┌────────
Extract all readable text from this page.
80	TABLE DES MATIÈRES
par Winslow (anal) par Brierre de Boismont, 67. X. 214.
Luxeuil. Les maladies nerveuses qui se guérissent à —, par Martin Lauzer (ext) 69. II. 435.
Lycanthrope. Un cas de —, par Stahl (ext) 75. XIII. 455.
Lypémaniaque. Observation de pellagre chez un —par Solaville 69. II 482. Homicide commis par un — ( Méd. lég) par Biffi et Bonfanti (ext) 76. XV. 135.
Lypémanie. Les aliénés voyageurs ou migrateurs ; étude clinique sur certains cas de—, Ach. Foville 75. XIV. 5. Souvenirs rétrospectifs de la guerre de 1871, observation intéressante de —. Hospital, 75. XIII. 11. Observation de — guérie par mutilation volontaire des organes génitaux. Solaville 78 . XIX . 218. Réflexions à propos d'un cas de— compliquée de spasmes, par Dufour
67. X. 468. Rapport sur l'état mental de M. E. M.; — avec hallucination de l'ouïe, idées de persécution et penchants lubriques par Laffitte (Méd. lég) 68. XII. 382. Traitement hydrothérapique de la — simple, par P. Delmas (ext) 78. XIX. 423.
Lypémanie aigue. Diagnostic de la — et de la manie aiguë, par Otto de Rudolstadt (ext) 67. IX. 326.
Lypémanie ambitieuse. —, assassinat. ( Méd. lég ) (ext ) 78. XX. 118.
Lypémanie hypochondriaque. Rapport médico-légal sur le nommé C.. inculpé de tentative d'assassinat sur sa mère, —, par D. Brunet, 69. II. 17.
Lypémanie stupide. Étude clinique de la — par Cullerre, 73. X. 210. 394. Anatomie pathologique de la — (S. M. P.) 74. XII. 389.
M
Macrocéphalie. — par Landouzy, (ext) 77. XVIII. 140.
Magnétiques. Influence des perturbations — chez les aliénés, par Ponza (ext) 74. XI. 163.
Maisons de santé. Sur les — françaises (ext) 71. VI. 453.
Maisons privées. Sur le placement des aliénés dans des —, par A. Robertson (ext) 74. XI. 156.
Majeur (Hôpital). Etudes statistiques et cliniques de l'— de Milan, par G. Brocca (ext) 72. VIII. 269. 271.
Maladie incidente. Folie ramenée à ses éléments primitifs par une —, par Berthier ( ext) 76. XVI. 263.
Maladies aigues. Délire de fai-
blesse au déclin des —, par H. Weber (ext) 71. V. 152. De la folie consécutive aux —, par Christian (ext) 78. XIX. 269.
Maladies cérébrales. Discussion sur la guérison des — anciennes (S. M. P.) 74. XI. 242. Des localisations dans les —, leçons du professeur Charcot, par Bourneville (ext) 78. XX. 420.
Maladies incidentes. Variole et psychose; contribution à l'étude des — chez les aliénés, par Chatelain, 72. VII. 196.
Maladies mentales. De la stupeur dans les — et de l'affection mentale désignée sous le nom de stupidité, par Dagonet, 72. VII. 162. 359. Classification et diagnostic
└────────
> Problem statement: Where a line above contains the word "chez", copy that line.

> Exercise result:
Lypémaniaque. Observation de pellagre chez un —par Solaville 69. II 482. Homicide commis par un — ( Méd. lég) par Biffi et Bonfanti (ext) 76. XV. 135.
Magnétiques. Influence des perturbations — chez les aliénés, par Ponza (ext) 74. XI. 163.
Maladies incidentes. Variole et psychose; contribution à l'étude des — chez les aliénés, par Chatelain, 72. VII. 196.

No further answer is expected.